__Instruction__: From the entries that follow, extract each line holding the string "text".

########

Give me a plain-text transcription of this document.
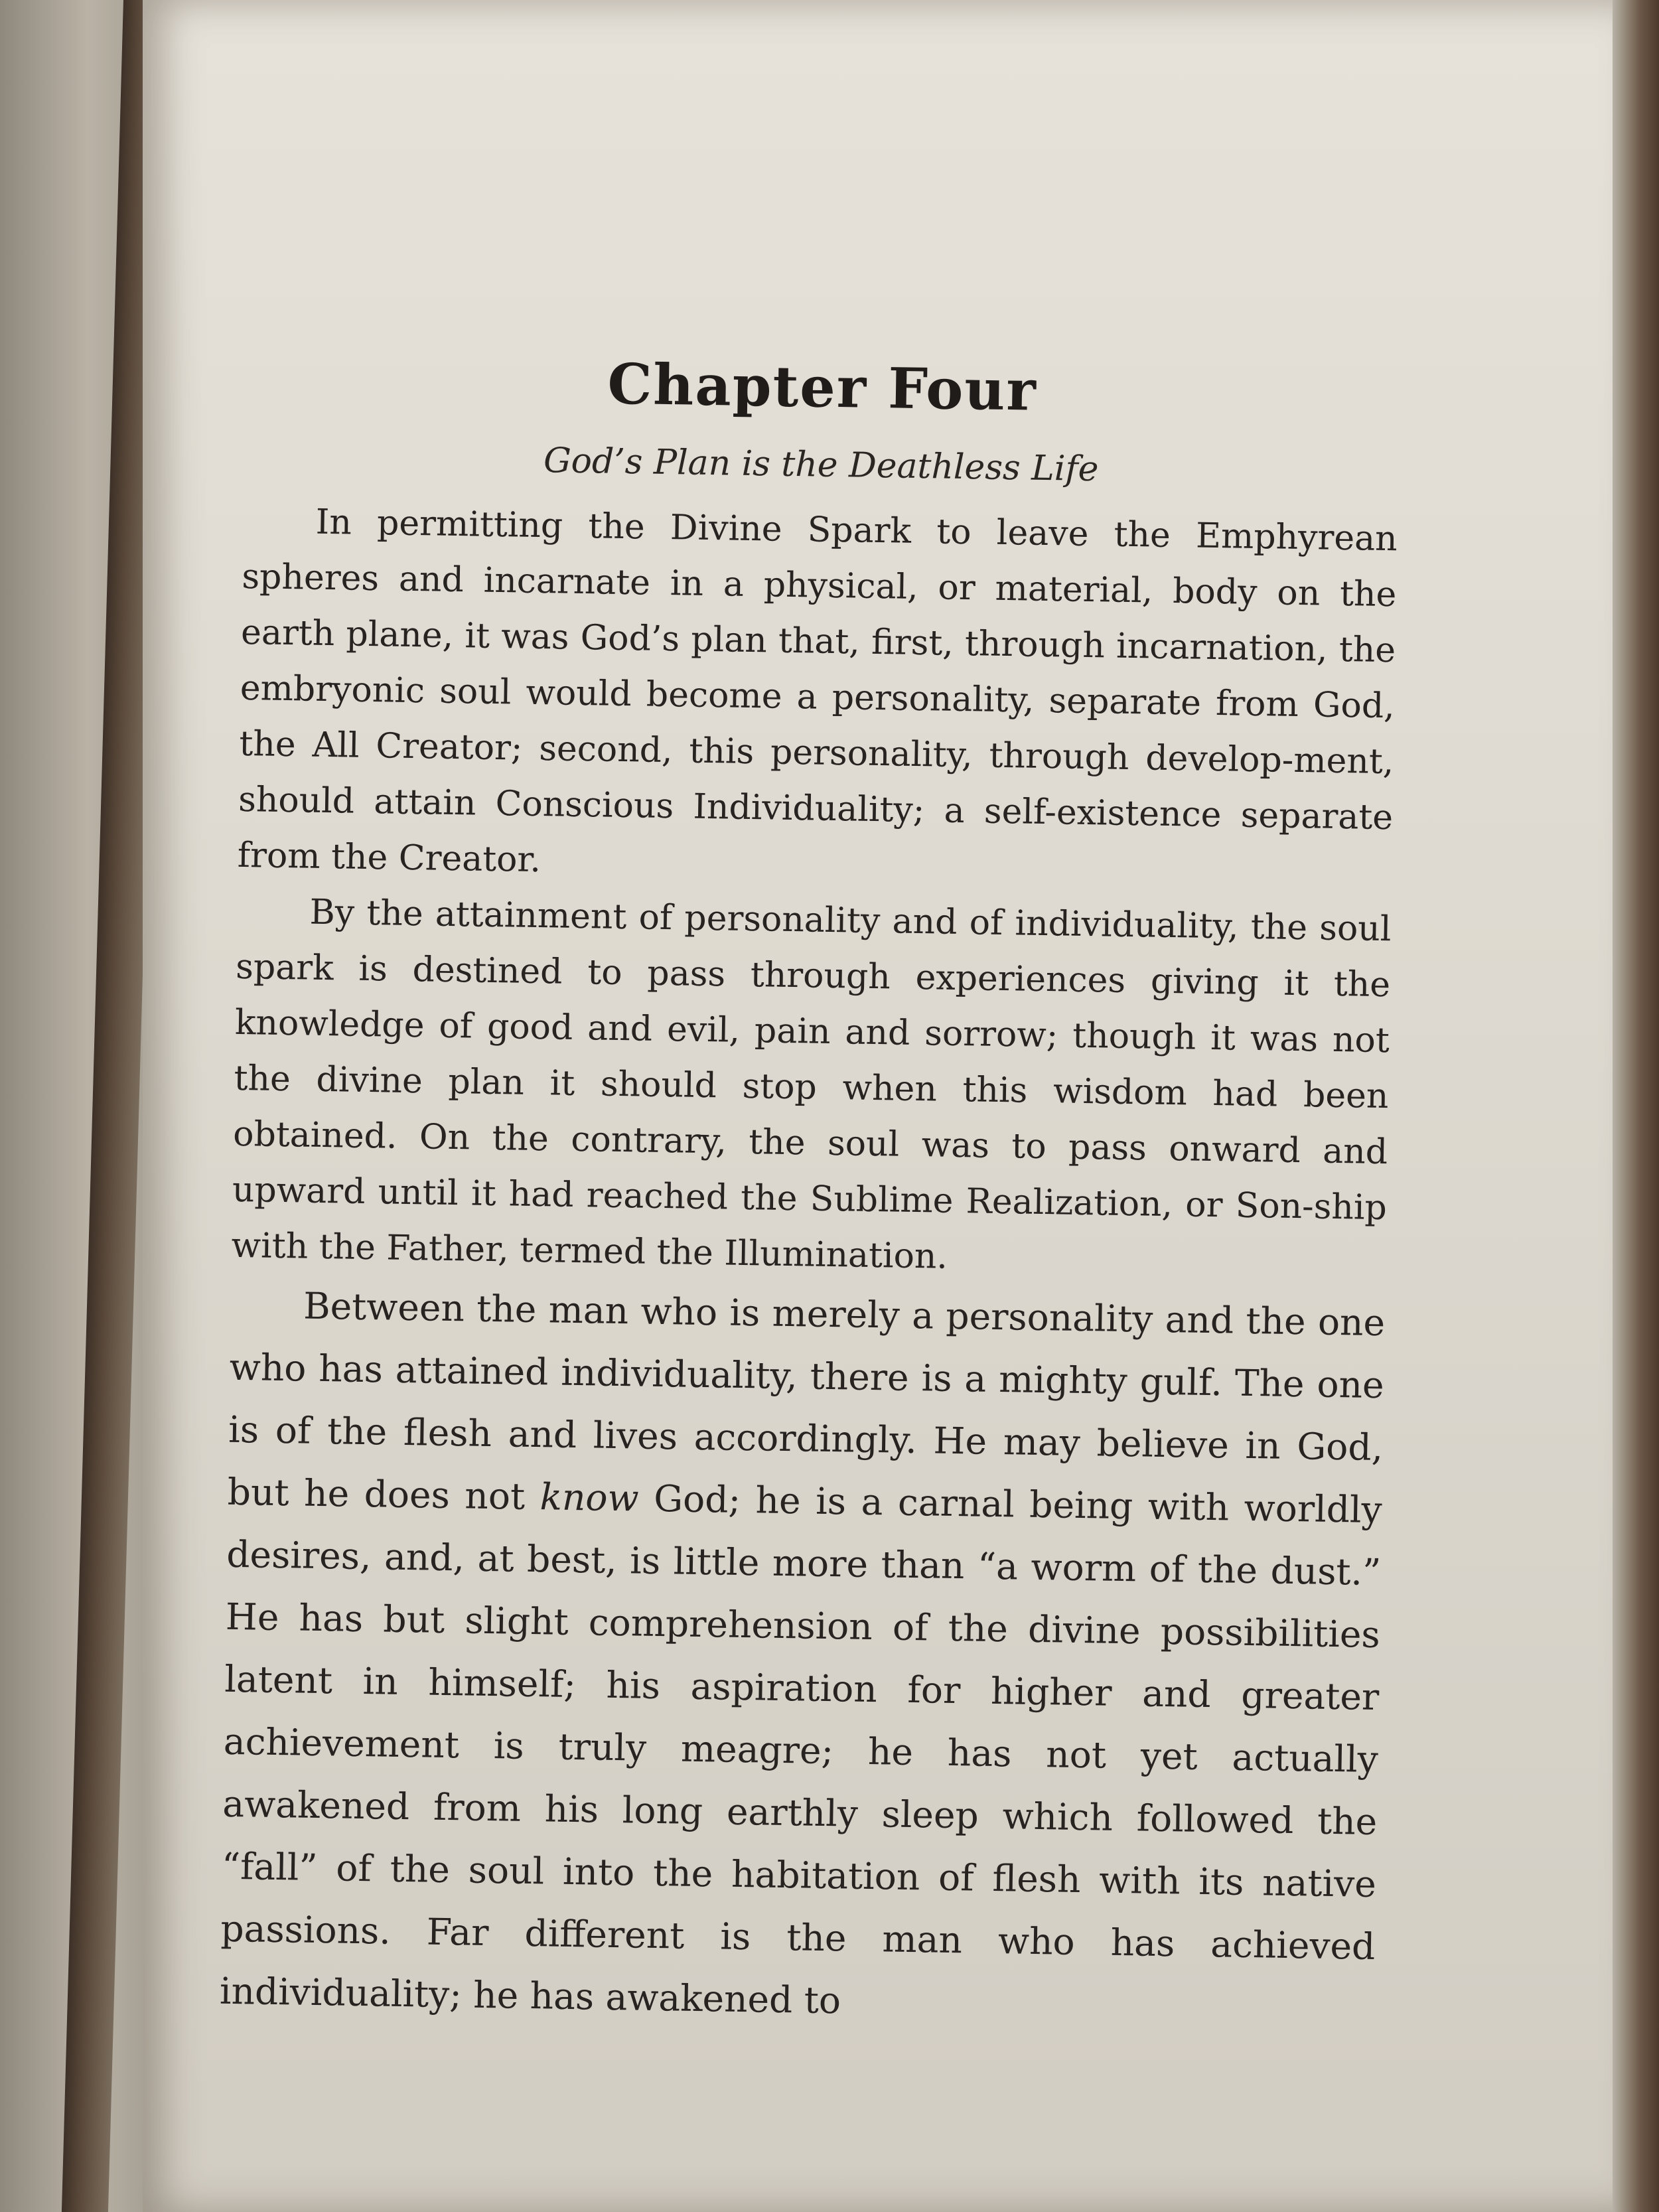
Chapter Four
God’s Plan is the Deathless Life

In permitting the Divine Spark to leave the Emphyrean spheres and incarnate in a physical, or material, body on the earth plane, it was God’s plan that, first, through incarnation, the embryonic soul would become a personality, separate from God, the All Creator; second, this personality, through develop-ment, should attain Conscious Individuality; a self-existence separate from the Creator.

By the attainment of personality and of individuality, the soul spark is destined to pass through experiences giving it the knowledge of good and evil, pain and sorrow; though it was not the divine plan it should stop when this wisdom had been obtained. On the contrary, the soul was to pass onward and upward until it had reached the Sublime Realization, or Son-ship with the Father, termed the Illumination.

Between the man who is merely a personality and the one who has attained individuality, there is a mighty gulf. The one is of the flesh and lives accordingly. He may believe in God, but he does not know God; he is a carnal being with worldly desires, and, at best, is little more than “a worm of the dust.” He has but slight comprehension of the divine possibilities latent in himself; his aspiration for higher and greater achievement is truly meagre; he has not yet actually awakened from his long earthly sleep which followed the “fall” of the soul into the habitation of flesh with its native passions. Far different is the man who has achieved individuality; he has awakened to
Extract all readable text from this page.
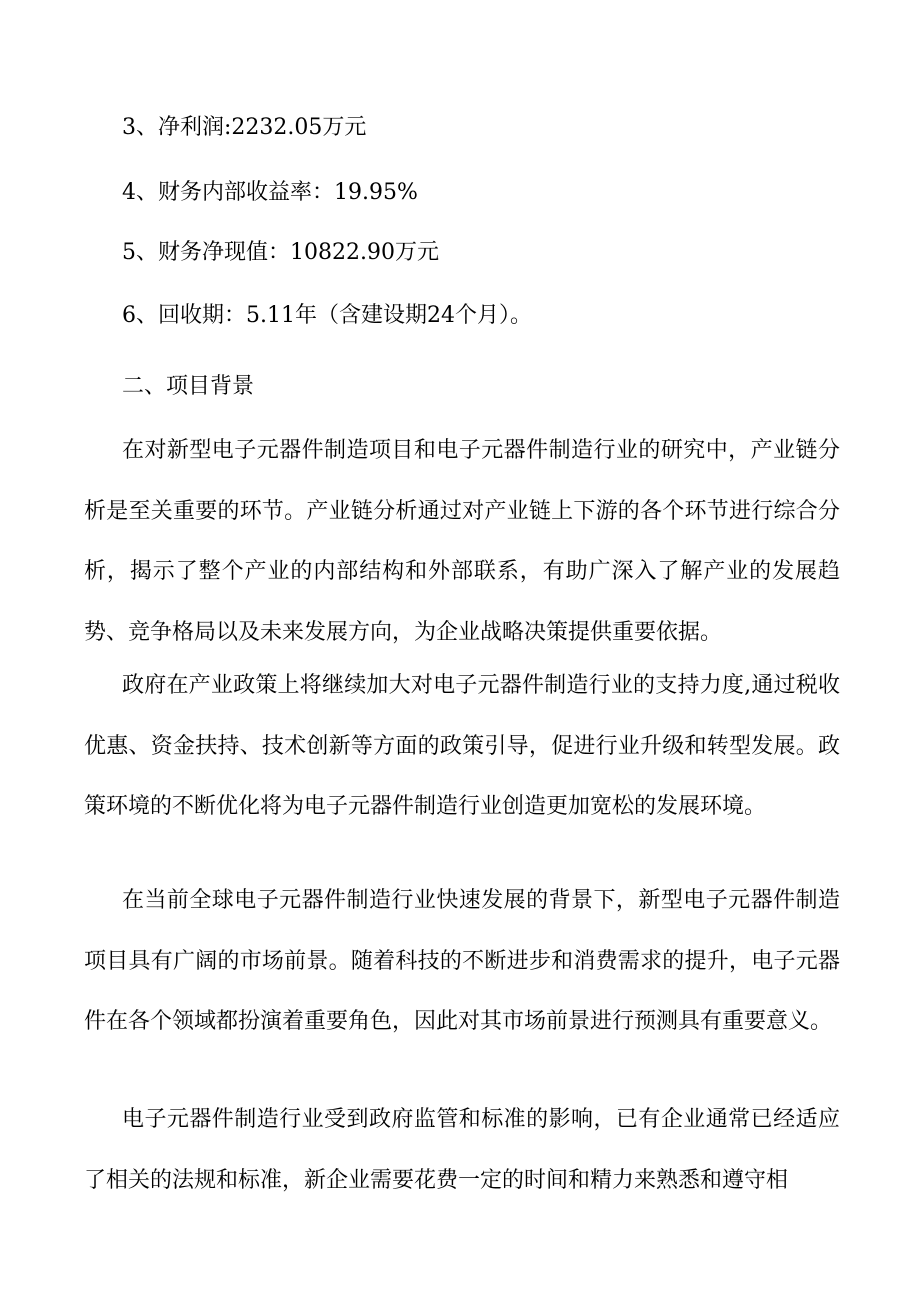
3、净利润:2232.05万元
4、财务内部收益率：19.95%
5、财务净现值：10822.90万元
6、回收期：5.11年（含建设期24个月）。
二、项目背景

在对新型电子元器件制造项目和电子元器件制造行业的研究中，产业链分析是至关重要的环节。产业链分析通过对产业链上下游的各个环节进行综合分析，揭示了整个产业的内部结构和外部联系，有助广深入了解产业的发展趋势、竞争格局以及未来发展方向，为企业战略决策提供重要依据。

政府在产业政策上将继续加大对电子元器件制造行业的支持力度,通过税收优惠、资金扶持、技术创新等方面的政策引导，促进行业升级和转型发展。政策环境的不断优化将为电子元器件制造行业创造更加宽松的发展环境。

在当前全球电子元器件制造行业快速发展的背景下，新型电子元器件制造项目具有广阔的市场前景。随着科技的不断进步和消费需求的提升，电子元器件在各个领域都扮演着重要角色，因此对其市场前景进行预测具有重要意义。

电子元器件制造行业受到政府监管和标准的影响，已有企业通常已经适应了相关的法规和标准，新企业需要花费一定的时间和精力来熟悉和遵守相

########

__Solution to the exercise__:
Give me a plain-text transcription of this document.
Extract all readable text from this page.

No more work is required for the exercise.